### Required work
Filter for the word "screenshot" and keep each matching line.

─── Data extract

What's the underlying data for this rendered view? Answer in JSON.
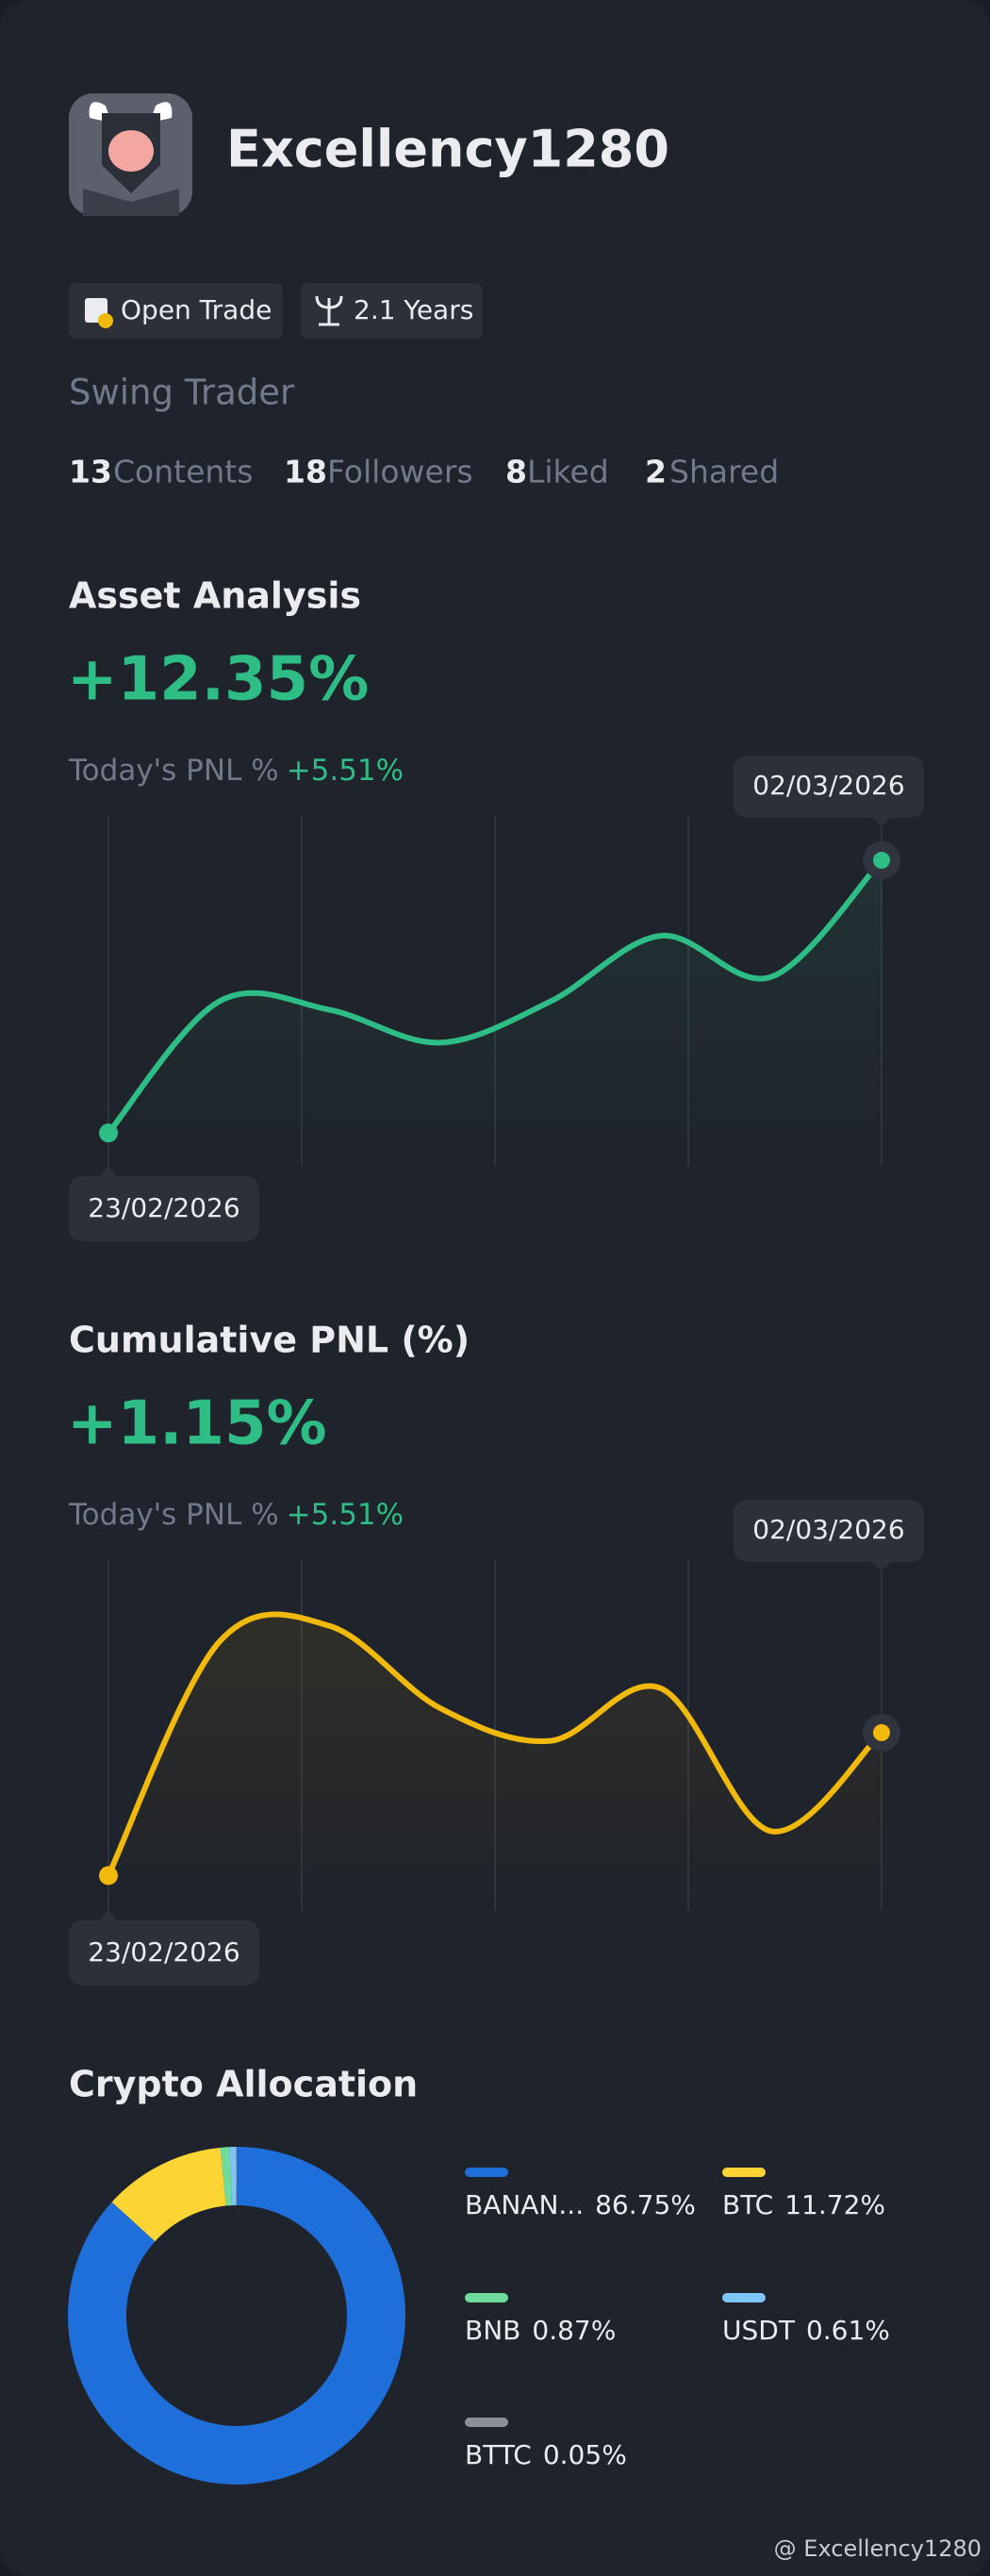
{
  "profile": {
    "name": "Excellency1280",
    "tags": [
      "Open Trade",
      "2.1 Years"
    ],
    "role": "Swing Trader",
    "stats": [
      {
        "value": 13,
        "label": "Contents"
      },
      {
        "value": 18,
        "label": "Followers"
      },
      {
        "value": 8,
        "label": "Liked"
      },
      {
        "value": 2,
        "label": "Shared"
      }
    ]
  },
  "chart_data": [
    {
      "type": "line",
      "title": "Asset Analysis",
      "headline": "+12.35%",
      "subtitle": "Today's PNL %",
      "subtitle_value": "+5.51%",
      "categories": [
        "23/02/2026",
        null,
        null,
        null,
        null,
        null,
        null,
        "02/03/2026"
      ],
      "values": [
        20,
        100,
        95,
        75,
        100,
        140,
        115,
        186
      ],
      "color": "#2ebd85",
      "ylim": [
        0,
        213
      ]
    },
    {
      "type": "line",
      "title": "Cumulative PNL (%)",
      "headline": "+1.15%",
      "subtitle": "Today's PNL %",
      "subtitle_value": "+5.51%",
      "categories": [
        "23/02/2026",
        null,
        null,
        null,
        null,
        null,
        null,
        "02/03/2026"
      ],
      "values": [
        21,
        163,
        173,
        123,
        103,
        135,
        48,
        108
      ],
      "color": "#f0b90b",
      "ylim": [
        0,
        213
      ]
    },
    {
      "type": "pie",
      "title": "Crypto Allocation",
      "categories": [
        "BANAN...",
        "BTC",
        "BNB",
        "USDT",
        "BTTC"
      ],
      "values": [
        86.75,
        11.72,
        0.87,
        0.61,
        0.05
      ],
      "value_labels": [
        "86.75%",
        "11.72%",
        "0.87%",
        "0.61%",
        "0.05%"
      ],
      "colors": [
        "#1e6fd9",
        "#fcd535",
        "#6fdc9c",
        "#7fc4f8",
        "#8a8f99"
      ]
    }
  ],
  "footer": "@ Excellency1280"
}
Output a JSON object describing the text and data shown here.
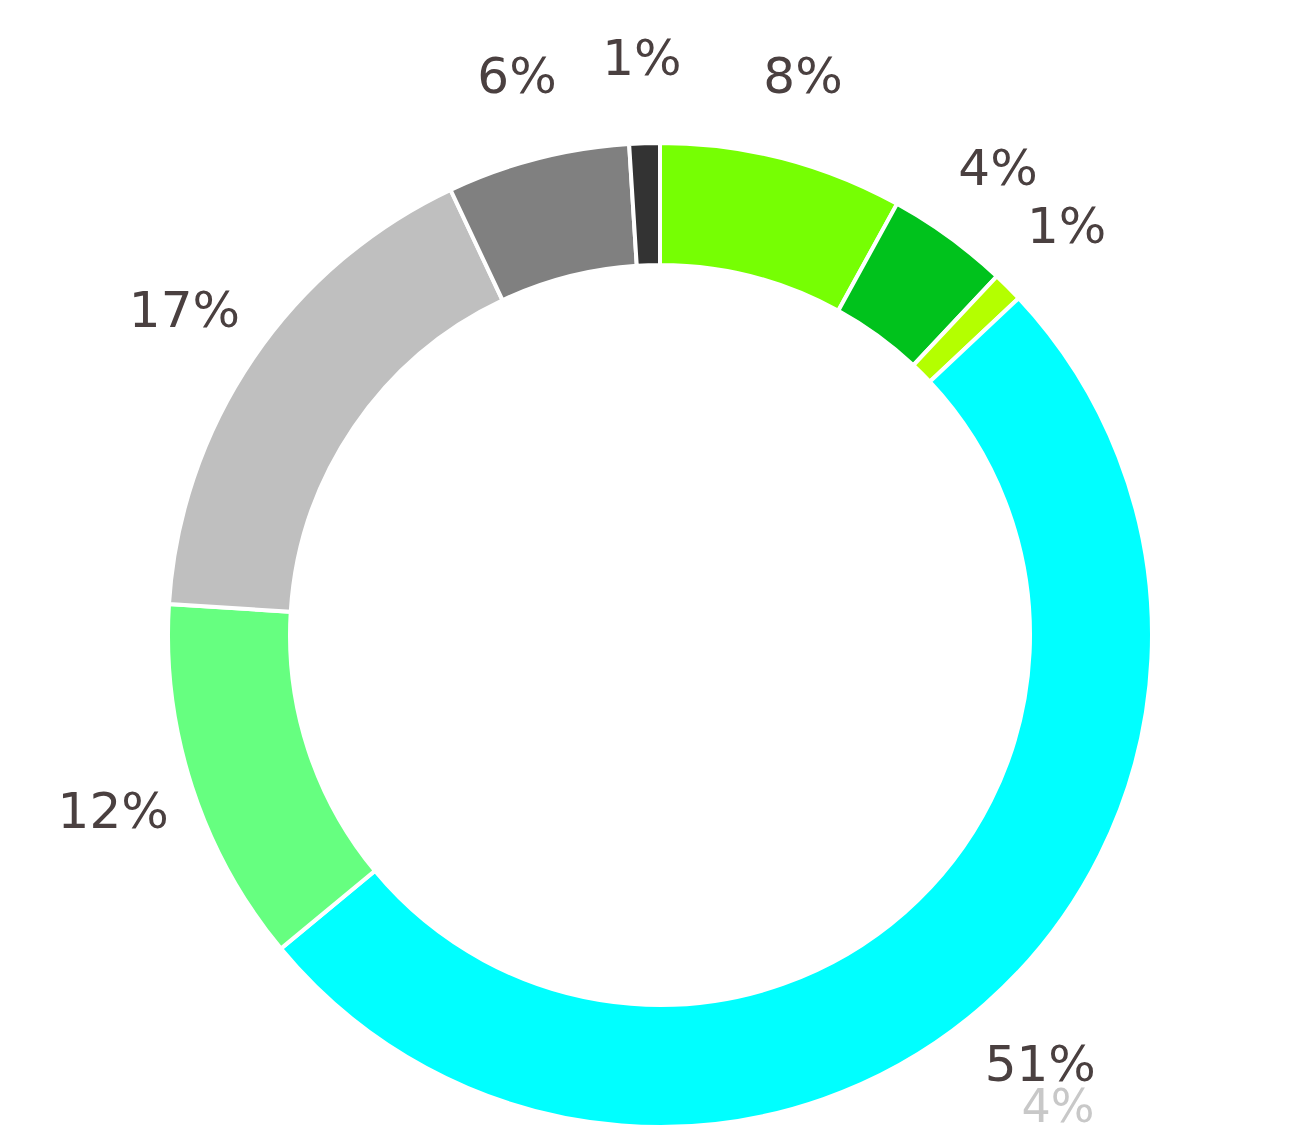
{
  "chart_data": {
    "type": "donut",
    "categories": [
      null,
      null,
      null,
      null,
      null,
      null,
      null,
      null
    ],
    "values": [
      8,
      4,
      1,
      51,
      12,
      17,
      6,
      1
    ],
    "value_labels": [
      "8%",
      "4%",
      "1%",
      "51%",
      "12%",
      "17%",
      "6%",
      "1%"
    ],
    "colors": [
      "#76ff03",
      "#00c21c",
      "#b4ff00",
      "#00ffff",
      "#66ff80",
      "#bfbfbf",
      "#808080",
      "#333333"
    ],
    "annotations": [
      "4%"
    ]
  }
}
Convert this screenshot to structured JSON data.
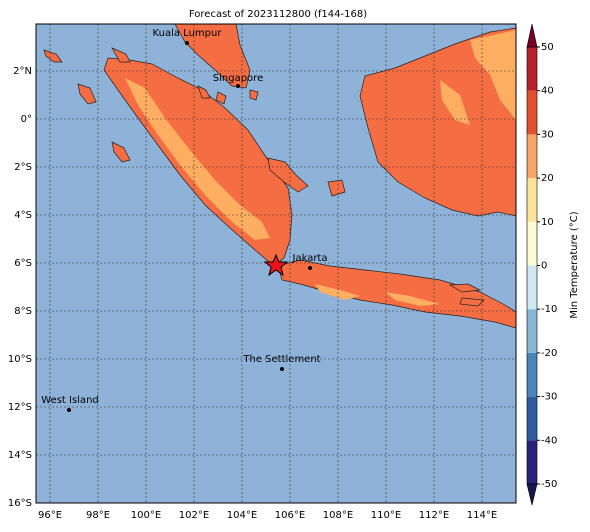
{
  "title": "Forecast of 2023112800 (f144-168)",
  "map": {
    "lat_ticks": [
      {
        "value": 2,
        "label": "2°N"
      },
      {
        "value": 0,
        "label": "0°"
      },
      {
        "value": -2,
        "label": "2°S"
      },
      {
        "value": -4,
        "label": "4°S"
      },
      {
        "value": -6,
        "label": "6°S"
      },
      {
        "value": -8,
        "label": "8°S"
      },
      {
        "value": -10,
        "label": "10°S"
      },
      {
        "value": -12,
        "label": "12°S"
      },
      {
        "value": -14,
        "label": "14°S"
      },
      {
        "value": -16,
        "label": "16°S"
      }
    ],
    "lon_ticks": [
      {
        "value": 96,
        "label": "96°E"
      },
      {
        "value": 98,
        "label": "98°E"
      },
      {
        "value": 100,
        "label": "100°E"
      },
      {
        "value": 102,
        "label": "102°E"
      },
      {
        "value": 104,
        "label": "104°E"
      },
      {
        "value": 106,
        "label": "106°E"
      },
      {
        "value": 108,
        "label": "108°E"
      },
      {
        "value": 110,
        "label": "110°E"
      },
      {
        "value": 112,
        "label": "112°E"
      },
      {
        "value": 114,
        "label": "114°E"
      }
    ],
    "cities": [
      "Kuala Lumpur",
      "Singapore",
      "Jakarta",
      "The Settlement",
      "West Island"
    ]
  },
  "colorbar": {
    "label": "Min Temperature (°C)",
    "lim": [
      -50,
      50
    ],
    "ticks": [
      -50,
      -40,
      -30,
      -20,
      -10,
      0,
      10,
      20,
      30,
      40,
      50
    ],
    "colors": [
      "#27237a",
      "#2f5c9e",
      "#4a86b8",
      "#86b8d6",
      "#cde8f1",
      "#fdfbd3",
      "#fde39a",
      "#f9a66a",
      "#e2502f",
      "#b8202b"
    ],
    "under": "#1b1650",
    "over": "#7a0025"
  }
}
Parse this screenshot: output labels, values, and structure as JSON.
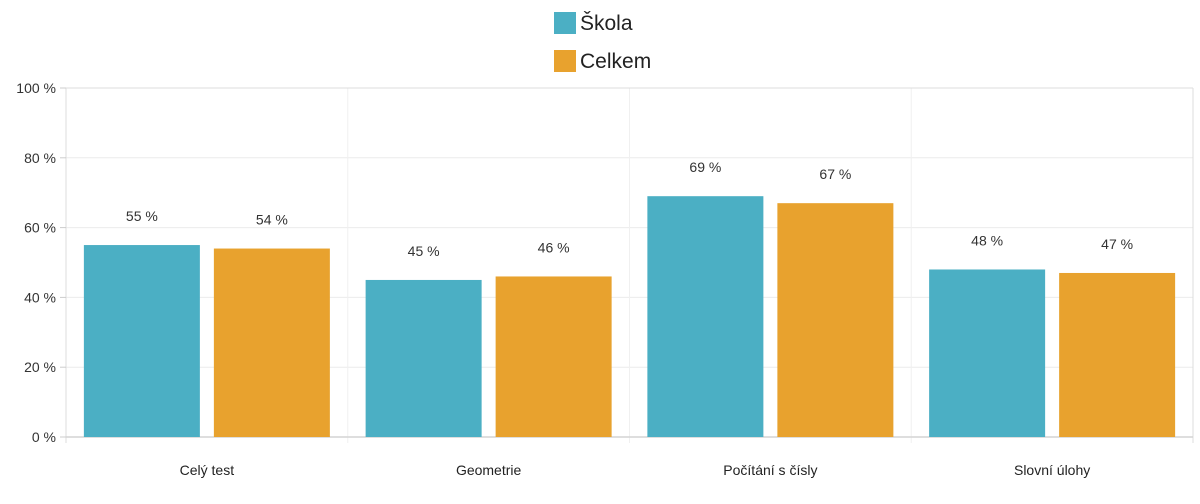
{
  "chart_data": {
    "type": "bar",
    "categories": [
      "Celý test",
      "Geometrie",
      "Počítání s čísly",
      "Slovní úlohy"
    ],
    "series": [
      {
        "name": "Škola",
        "color": "#4bafc4",
        "values": [
          55,
          45,
          69,
          48
        ],
        "labels": [
          "55 %",
          "45 %",
          "69 %",
          "48 %"
        ]
      },
      {
        "name": "Celkem",
        "color": "#e8a22e",
        "values": [
          54,
          46,
          67,
          47
        ],
        "labels": [
          "54 %",
          "46 %",
          "67 %",
          "47 %"
        ]
      }
    ],
    "ylim": [
      0,
      100
    ],
    "yticks": [
      0,
      20,
      40,
      60,
      80,
      100
    ],
    "ytick_labels": [
      "0 %",
      "20 %",
      "40 %",
      "60 %",
      "80 %",
      "100 %"
    ],
    "grid": true,
    "legend_position": "top-center"
  }
}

──────

### Complete answer
Convert this screenshot to structured JSON data.
Parse this screenshot: output labels, values, and structure as JSON.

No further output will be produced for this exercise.